--- Spatial annotation entries ---
========================================
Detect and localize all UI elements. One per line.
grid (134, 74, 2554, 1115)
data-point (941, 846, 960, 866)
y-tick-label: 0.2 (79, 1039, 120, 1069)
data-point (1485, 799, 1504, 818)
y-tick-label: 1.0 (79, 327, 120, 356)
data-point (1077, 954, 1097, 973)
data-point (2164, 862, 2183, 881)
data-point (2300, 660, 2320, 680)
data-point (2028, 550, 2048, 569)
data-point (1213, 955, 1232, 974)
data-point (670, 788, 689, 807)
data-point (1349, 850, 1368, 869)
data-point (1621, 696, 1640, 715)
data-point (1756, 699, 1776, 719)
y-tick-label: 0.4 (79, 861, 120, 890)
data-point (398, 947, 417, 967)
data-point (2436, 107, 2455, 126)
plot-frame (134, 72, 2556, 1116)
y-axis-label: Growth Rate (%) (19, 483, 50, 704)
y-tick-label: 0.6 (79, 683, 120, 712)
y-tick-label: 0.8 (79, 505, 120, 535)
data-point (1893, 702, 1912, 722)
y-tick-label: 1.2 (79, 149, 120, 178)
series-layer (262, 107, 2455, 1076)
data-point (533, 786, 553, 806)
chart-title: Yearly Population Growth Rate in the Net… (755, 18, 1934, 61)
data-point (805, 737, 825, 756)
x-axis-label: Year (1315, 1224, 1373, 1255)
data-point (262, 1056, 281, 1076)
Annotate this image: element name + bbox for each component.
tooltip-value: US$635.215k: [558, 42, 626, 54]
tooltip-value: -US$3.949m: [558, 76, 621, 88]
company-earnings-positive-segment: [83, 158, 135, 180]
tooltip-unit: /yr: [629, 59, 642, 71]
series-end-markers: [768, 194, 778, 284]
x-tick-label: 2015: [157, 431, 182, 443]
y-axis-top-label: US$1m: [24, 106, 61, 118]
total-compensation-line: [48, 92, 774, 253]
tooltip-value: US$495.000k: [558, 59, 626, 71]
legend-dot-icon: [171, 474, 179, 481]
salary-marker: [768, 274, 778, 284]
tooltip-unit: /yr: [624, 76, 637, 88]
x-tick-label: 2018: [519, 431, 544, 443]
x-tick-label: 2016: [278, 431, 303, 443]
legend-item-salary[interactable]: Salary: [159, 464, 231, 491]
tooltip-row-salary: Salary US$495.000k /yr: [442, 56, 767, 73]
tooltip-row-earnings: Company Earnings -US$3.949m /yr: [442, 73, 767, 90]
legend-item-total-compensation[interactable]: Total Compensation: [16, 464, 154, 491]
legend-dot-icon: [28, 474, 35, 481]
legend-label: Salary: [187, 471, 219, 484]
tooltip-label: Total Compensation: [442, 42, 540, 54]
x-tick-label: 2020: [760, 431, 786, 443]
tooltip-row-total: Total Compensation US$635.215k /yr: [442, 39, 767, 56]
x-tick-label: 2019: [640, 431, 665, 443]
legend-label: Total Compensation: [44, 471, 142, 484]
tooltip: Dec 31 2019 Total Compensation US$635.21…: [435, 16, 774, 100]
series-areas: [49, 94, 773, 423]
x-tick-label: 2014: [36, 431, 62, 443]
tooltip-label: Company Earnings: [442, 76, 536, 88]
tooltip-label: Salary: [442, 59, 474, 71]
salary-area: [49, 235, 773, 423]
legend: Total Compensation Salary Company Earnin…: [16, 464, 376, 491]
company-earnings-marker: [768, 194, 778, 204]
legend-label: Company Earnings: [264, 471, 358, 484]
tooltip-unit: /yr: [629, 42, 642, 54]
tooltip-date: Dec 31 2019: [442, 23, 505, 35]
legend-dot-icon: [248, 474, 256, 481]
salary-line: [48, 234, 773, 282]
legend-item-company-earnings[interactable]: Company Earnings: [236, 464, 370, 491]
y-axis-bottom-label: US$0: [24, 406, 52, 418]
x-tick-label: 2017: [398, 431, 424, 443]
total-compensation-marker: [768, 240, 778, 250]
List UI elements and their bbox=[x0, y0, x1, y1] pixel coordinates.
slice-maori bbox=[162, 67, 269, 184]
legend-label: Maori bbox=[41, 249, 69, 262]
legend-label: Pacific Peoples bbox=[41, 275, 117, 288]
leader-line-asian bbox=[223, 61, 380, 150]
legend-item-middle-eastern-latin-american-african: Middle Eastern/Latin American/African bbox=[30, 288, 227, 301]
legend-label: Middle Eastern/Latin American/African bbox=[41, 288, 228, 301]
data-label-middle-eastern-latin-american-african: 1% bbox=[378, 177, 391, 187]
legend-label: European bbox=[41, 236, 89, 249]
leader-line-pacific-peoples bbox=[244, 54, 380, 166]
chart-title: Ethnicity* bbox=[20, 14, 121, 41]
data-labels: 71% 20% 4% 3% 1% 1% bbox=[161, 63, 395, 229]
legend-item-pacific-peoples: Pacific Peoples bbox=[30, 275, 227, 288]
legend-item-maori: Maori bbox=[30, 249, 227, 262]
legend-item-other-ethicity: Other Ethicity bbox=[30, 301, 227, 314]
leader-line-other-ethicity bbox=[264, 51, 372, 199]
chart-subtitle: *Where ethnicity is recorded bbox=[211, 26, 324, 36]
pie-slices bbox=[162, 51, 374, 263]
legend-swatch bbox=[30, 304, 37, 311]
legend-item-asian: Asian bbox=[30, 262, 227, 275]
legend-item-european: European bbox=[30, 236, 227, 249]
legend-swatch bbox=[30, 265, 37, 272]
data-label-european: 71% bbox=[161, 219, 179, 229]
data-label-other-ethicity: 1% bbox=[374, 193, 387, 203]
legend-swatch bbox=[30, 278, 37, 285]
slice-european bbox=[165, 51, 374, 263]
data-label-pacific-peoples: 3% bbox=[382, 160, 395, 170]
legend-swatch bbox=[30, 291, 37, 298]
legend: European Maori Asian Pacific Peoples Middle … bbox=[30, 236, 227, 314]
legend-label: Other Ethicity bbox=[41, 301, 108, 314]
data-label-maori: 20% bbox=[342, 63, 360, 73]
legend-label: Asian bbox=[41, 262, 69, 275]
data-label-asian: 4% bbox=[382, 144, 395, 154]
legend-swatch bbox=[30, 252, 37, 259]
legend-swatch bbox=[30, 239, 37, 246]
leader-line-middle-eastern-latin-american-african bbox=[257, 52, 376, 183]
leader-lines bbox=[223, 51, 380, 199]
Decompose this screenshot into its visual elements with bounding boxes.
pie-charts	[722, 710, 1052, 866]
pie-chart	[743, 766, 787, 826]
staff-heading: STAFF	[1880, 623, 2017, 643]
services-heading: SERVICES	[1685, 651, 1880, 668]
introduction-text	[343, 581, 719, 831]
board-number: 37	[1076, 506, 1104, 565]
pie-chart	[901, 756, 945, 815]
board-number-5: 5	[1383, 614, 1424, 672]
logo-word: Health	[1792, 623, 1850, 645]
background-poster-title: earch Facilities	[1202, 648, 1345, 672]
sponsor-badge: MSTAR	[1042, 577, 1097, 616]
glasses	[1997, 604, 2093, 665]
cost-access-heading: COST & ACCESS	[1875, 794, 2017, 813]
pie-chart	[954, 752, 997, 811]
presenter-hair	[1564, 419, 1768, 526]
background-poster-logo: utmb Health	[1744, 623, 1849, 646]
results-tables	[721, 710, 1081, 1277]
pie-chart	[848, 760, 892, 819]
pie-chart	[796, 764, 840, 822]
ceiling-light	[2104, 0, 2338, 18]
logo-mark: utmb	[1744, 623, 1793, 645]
========================================
--- Required work ---
Rewrite all of the rows, changing each "data-point" to "data-marker". Leave everything else as it is.

--- Exercise output ---
Detect and localize all UI elements. One per line.
grid (134, 74, 2554, 1115)
data-marker (941, 846, 960, 866)
y-tick-label: 0.2 (79, 1039, 120, 1069)
data-marker (1485, 799, 1504, 818)
y-tick-label: 1.0 (79, 327, 120, 356)
data-marker (1077, 954, 1097, 973)
data-marker (2164, 862, 2183, 881)
data-marker (2300, 660, 2320, 680)
data-marker (2028, 550, 2048, 569)
data-marker (1213, 955, 1232, 974)
data-marker (670, 788, 689, 807)
data-marker (1349, 850, 1368, 869)
data-marker (1621, 696, 1640, 715)
data-marker (1756, 699, 1776, 719)
y-tick-label: 0.4 (79, 861, 120, 890)
data-marker (398, 947, 417, 967)
data-marker (2436, 107, 2455, 126)
plot-frame (134, 72, 2556, 1116)
y-axis-label: Growth Rate (%) (19, 483, 50, 704)
y-tick-label: 0.6 (79, 683, 120, 712)
y-tick-label: 0.8 (79, 505, 120, 535)
data-marker (1893, 702, 1912, 722)
y-tick-label: 1.2 (79, 149, 120, 178)
series-layer (262, 107, 2455, 1076)
data-marker (533, 786, 553, 806)
chart-title: Yearly Population Growth Rate in the Net… (755, 18, 1934, 61)
data-marker (805, 737, 825, 756)
x-axis-label: Year (1315, 1224, 1373, 1255)
data-marker (262, 1056, 281, 1076)
Annotate this image: element name + bbox for each component.
tooltip-value: US$635.215k: [558, 42, 626, 54]
tooltip-value: -US$3.949m: [558, 76, 621, 88]
company-earnings-positive-segment: [83, 158, 135, 180]
tooltip-unit: /yr: [629, 59, 642, 71]
series-end-markers: [768, 194, 778, 284]
x-tick-label: 2015: [157, 431, 182, 443]
y-axis-top-label: US$1m: [24, 106, 61, 118]
total-compensation-line: [48, 92, 774, 253]
tooltip-value: US$495.000k: [558, 59, 626, 71]
legend-dot-icon: [171, 474, 179, 481]
salary-marker: [768, 274, 778, 284]
tooltip-unit: /yr: [624, 76, 637, 88]
x-tick-label: 2018: [519, 431, 544, 443]
x-tick-label: 2016: [278, 431, 303, 443]
legend-item-salary[interactable]: Salary: [159, 464, 231, 491]
tooltip-row-salary: Salary US$495.000k /yr: [442, 56, 767, 73]
tooltip-row-earnings: Company Earnings -US$3.949m /yr: [442, 73, 767, 90]
legend-item-total-compensation[interactable]: Total Compensation: [16, 464, 154, 491]
legend-dot-icon: [28, 474, 35, 481]
legend-label: Salary: [187, 471, 219, 484]
tooltip-label: Total Compensation: [442, 42, 540, 54]
x-tick-label: 2020: [760, 431, 786, 443]
tooltip-row-total: Total Compensation US$635.215k /yr: [442, 39, 767, 56]
x-tick-label: 2019: [640, 431, 665, 443]
legend-label: Total Compensation: [44, 471, 142, 484]
tooltip: Dec 31 2019 Total Compensation US$635.21…: [435, 16, 774, 100]
series-areas: [49, 94, 773, 423]
x-tick-label: 2014: [36, 431, 62, 443]
tooltip-label: Company Earnings: [442, 76, 536, 88]
tooltip-label: Salary: [442, 59, 474, 71]
salary-area: [49, 235, 773, 423]
legend: Total Compensation Salary Company Earnin…: [16, 464, 376, 491]
company-earnings-marker: [768, 194, 778, 204]
legend-label: Company Earnings: [264, 471, 358, 484]
tooltip-unit: /yr: [629, 42, 642, 54]
tooltip-date: Dec 31 2019: [442, 23, 505, 35]
legend-dot-icon: [248, 474, 256, 481]
salary-line: [48, 234, 773, 282]
legend-item-company-earnings[interactable]: Company Earnings: [236, 464, 370, 491]
y-axis-bottom-label: US$0: [24, 406, 52, 418]
x-tick-label: 2017: [398, 431, 424, 443]
total-compensation-marker: [768, 240, 778, 250]
List UI elements and their bbox=[x0, y0, x1, y1] pixel coordinates.
slice-maori bbox=[162, 67, 269, 184]
legend-label: Maori bbox=[41, 249, 69, 262]
legend-label: Pacific Peoples bbox=[41, 275, 117, 288]
leader-line-asian bbox=[223, 61, 380, 150]
legend-item-middle-eastern-latin-american-african: Middle Eastern/Latin American/African bbox=[30, 288, 227, 301]
legend-label: Middle Eastern/Latin American/African bbox=[41, 288, 228, 301]
data-label-middle-eastern-latin-american-african: 1% bbox=[378, 177, 391, 187]
legend-label: European bbox=[41, 236, 89, 249]
leader-line-pacific-peoples bbox=[244, 54, 380, 166]
chart-title: Ethnicity* bbox=[20, 14, 121, 41]
data-labels: 71% 20% 4% 3% 1% 1% bbox=[161, 63, 395, 229]
legend-item-pacific-peoples: Pacific Peoples bbox=[30, 275, 227, 288]
legend-item-maori: Maori bbox=[30, 249, 227, 262]
legend-item-other-ethicity: Other Ethicity bbox=[30, 301, 227, 314]
leader-line-other-ethicity bbox=[264, 51, 372, 199]
chart-subtitle: *Where ethnicity is recorded bbox=[211, 26, 324, 36]
pie-slices bbox=[162, 51, 374, 263]
legend-swatch bbox=[30, 304, 37, 311]
legend-item-asian: Asian bbox=[30, 262, 227, 275]
legend-item-european: European bbox=[30, 236, 227, 249]
legend-swatch bbox=[30, 265, 37, 272]
data-label-european: 71% bbox=[161, 219, 179, 229]
data-label-other-ethicity: 1% bbox=[374, 193, 387, 203]
legend-swatch bbox=[30, 278, 37, 285]
slice-european bbox=[165, 51, 374, 263]
data-label-pacific-peoples: 3% bbox=[382, 160, 395, 170]
legend-swatch bbox=[30, 291, 37, 298]
legend: European Maori Asian Pacific Peoples Middle … bbox=[30, 236, 227, 314]
legend-label: Other Ethicity bbox=[41, 301, 108, 314]
data-label-maori: 20% bbox=[342, 63, 360, 73]
legend-label: Asian bbox=[41, 262, 69, 275]
data-label-asian: 4% bbox=[382, 144, 395, 154]
legend-swatch bbox=[30, 252, 37, 259]
legend-swatch bbox=[30, 239, 37, 246]
leader-line-middle-eastern-latin-american-african bbox=[257, 52, 376, 183]
leader-lines bbox=[223, 51, 380, 199]
Decompose this screenshot into its visual elements with bounding boxes.
pie-charts	[722, 710, 1052, 866]
pie-chart	[743, 766, 787, 826]
staff-heading: STAFF	[1880, 623, 2017, 643]
services-heading: SERVICES	[1685, 651, 1880, 668]
introduction-text	[343, 581, 719, 831]
board-number: 37	[1076, 506, 1104, 565]
pie-chart	[901, 756, 945, 815]
board-number-5: 5	[1383, 614, 1424, 672]
logo-word: Health	[1792, 623, 1850, 645]
background-poster-title: earch Facilities	[1202, 648, 1345, 672]
sponsor-badge: MSTAR	[1042, 577, 1097, 616]
glasses	[1997, 604, 2093, 665]
cost-access-heading: COST & ACCESS	[1875, 794, 2017, 813]
pie-chart	[954, 752, 997, 811]
presenter-hair	[1564, 419, 1768, 526]
background-poster-logo: utmb Health	[1744, 623, 1849, 646]
results-tables	[721, 710, 1081, 1277]
pie-chart	[848, 760, 892, 819]
pie-chart	[796, 764, 840, 822]
ceiling-light	[2104, 0, 2338, 18]
logo-mark: utmb	[1744, 623, 1793, 645]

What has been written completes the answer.